The problem =
Output every line below exactly, please, omitting pictures.

[Source data]
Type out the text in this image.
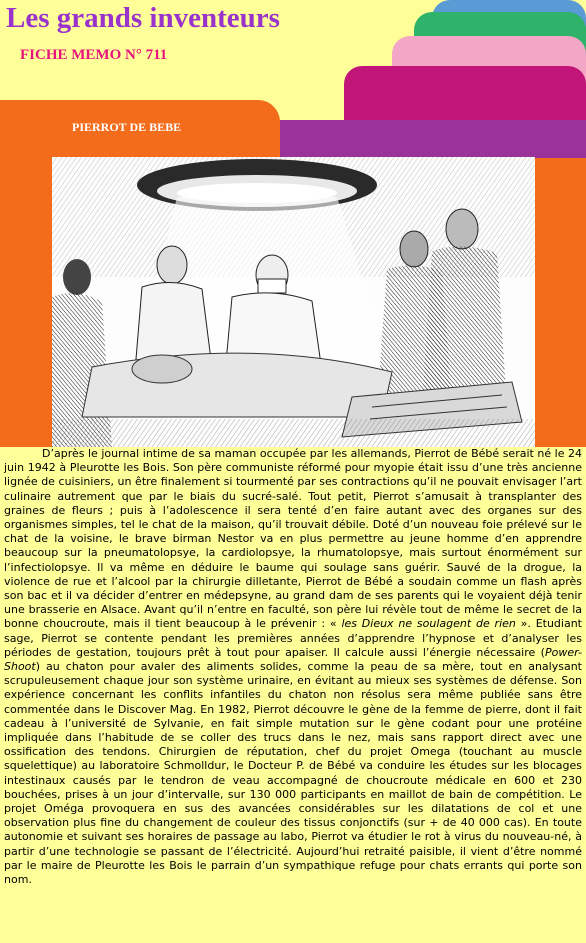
Les grands inventeurs
FICHE MEMO N° 711
PIERROT DE BEBE

D’après le journal intime de sa maman occupée par les allemands, Pierrot de Bébé serait né le 24 juin 1942 à Pleurotte les Bois. Son père communiste réformé pour myopie était issu d’une très ancienne lignée de cuisiniers, un être finalement si tourmenté par ses contractions qu’il ne pouvait envisager l’art culinaire autrement que par le biais du sucré-salé. Tout petit, Pierrot s’amusait à transplanter des graines de fleurs ; puis à l’adolescence il sera tenté d’en faire autant avec des organes sur des organismes simples, tel le chat de la maison, qu’il trouvait débile. Doté d’un nouveau foie prélevé sur le chat de la voisine, le brave birman Nestor va en plus permettre au jeune homme d’en apprendre beaucoup sur la pneumatolopsye, la cardiolopsye, la rhumatolopsye, mais surtout énormément sur l’infectiolopsye. Il va même en déduire le baume qui soulage sans guérir. Sauvé de la drogue, la violence de rue et l’alcool par la chirurgie dilletante, Pierrot de Bébé a soudain comme un flash après son bac et il va décider d’entrer en médepsyne, au grand dam de ses parents qui le voyaient déjà tenir une brasserie en Alsace. Avant qu’il n’entre en faculté, son père lui révèle tout de même le secret de la bonne choucroute, mais il tient beaucoup à le prévenir : « les Dieux ne soulagent de rien ». Etudiant sage, Pierrot se contente pendant les premières années d’apprendre l’hypnose et d’analyser les périodes de gestation, toujours prêt à tout pour apaiser. Il calcule aussi l’énergie nécessaire (Power-Shoot) au chaton pour avaler des aliments solides, comme la peau de sa mère, tout en analysant scrupuleusement chaque jour son système urinaire, en évitant au mieux ses systèmes de défense. Son expérience concernant les conflits infantiles du chaton non résolus sera même publiée sans être commentée dans le Discover Mag. En 1982, Pierrot découvre le gène de la femme de pierre, dont il fait cadeau à l’université de Sylvanie, en fait simple mutation sur le gène codant pour une protéine impliquée dans l’habitude de se coller des trucs dans le nez, mais sans rapport direct avec une ossification des tendons. Chirurgien de réputation, chef du projet Omega (touchant au muscle squelettique) au laboratoire Schmolldur, le Docteur P. de Bébé va conduire les études sur les blocages intestinaux causés par le tendron de veau accompagné de choucroute médicale en 600 et 230 bouchées, prises à un jour d’intervalle, sur 130 000 participants en maillot de bain de compétition. Le projet Oméga provoquera en sus des avancées considérables sur les dilatations de col et une observation plus fine du changement de couleur des tissus conjonctifs (sur + de 40 000 cas). En toute autonomie et suivant ses horaires de passage au labo, Pierrot va étudier le rot à virus du nouveau-né, à partir d’une technologie se passant de l’électricité. Aujourd’hui retraité paisible, il vient d’être nommé par le maire de Pleurotte les Bois le parrain d’un sympathique refuge pour chats errants qui porte son nom.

Exercise solution =
Type out the text in this image.
Les grands inventeurs
FICHE MEMO N° 711
PIERROT DE BEBE

D’après le journal intime de sa maman occupée par les allemands, Pierrot de Bébé serait né le 24 juin 1942 à Pleurotte les Bois. Son père communiste réformé pour myopie était issu d’une très ancienne lignée de cuisiniers, un être finalement si tourmenté par ses contractions qu’il ne pouvait envisager l’art culinaire autrement que par le biais du sucré-salé. Tout petit, Pierrot s’amusait à transplanter des graines de fleurs ; puis à l’adolescence il sera tenté d’en faire autant avec des organes sur des organismes simples, tel le chat de la maison, qu’il trouvait débile. Doté d’un nouveau foie prélevé sur le chat de la voisine, le brave birman Nestor va en plus permettre au jeune homme d’en apprendre beaucoup sur la pneumatolopsye, la cardiolopsye, la rhumatolopsye, mais surtout énormément sur l’infectiolopsye. Il va même en déduire le baume qui soulage sans guérir. Sauvé de la drogue, la violence de rue et l’alcool par la chirurgie dilletante, Pierrot de Bébé a soudain comme un flash après son bac et il va décider d’entrer en médepsyne, au grand dam de ses parents qui le voyaient déjà tenir une brasserie en Alsace. Avant qu’il n’entre en faculté, son père lui révèle tout de même le secret de la bonne choucroute, mais il tient beaucoup à le prévenir : « les Dieux ne soulagent de rien ». Etudiant sage, Pierrot se contente pendant les premières années d’apprendre l’hypnose et d’analyser les périodes de gestation, toujours prêt à tout pour apaiser. Il calcule aussi l’énergie nécessaire (Power-Shoot) au chaton pour avaler des aliments solides, comme la peau de sa mère, tout en analysant scrupuleusement chaque jour son système urinaire, en évitant au mieux ses systèmes de défense. Son expérience concernant les conflits infantiles du chaton non résolus sera même publiée sans être commentée dans le Discover Mag. En 1982, Pierrot découvre le gène de la femme de pierre, dont il fait cadeau à l’université de Sylvanie, en fait simple mutation sur le gène codant pour une protéine impliquée dans l’habitude de se coller des trucs dans le nez, mais sans rapport direct avec une ossification des tendons. Chirurgien de réputation, chef du projet Omega (touchant au muscle squelettique) au laboratoire Schmolldur, le Docteur P. de Bébé va conduire les études sur les blocages intestinaux causés par le tendron de veau accompagné de choucroute médicale en 600 et 230 bouchées, prises à un jour d’intervalle, sur 130 000 participants en maillot de bain de compétition. Le projet Oméga provoquera en sus des avancées considérables sur les dilatations de col et une observation plus fine du changement de couleur des tissus conjonctifs (sur + de 40 000 cas). En toute autonomie et suivant ses horaires de passage au labo, Pierrot va étudier le rot à virus du nouveau-né, à partir d’une technologie se passant de l’électricité. Aujourd’hui retraité paisible, il vient d’être nommé par le maire de Pleurotte les Bois le parrain d’un sympathique refuge pour chats errants qui porte son nom.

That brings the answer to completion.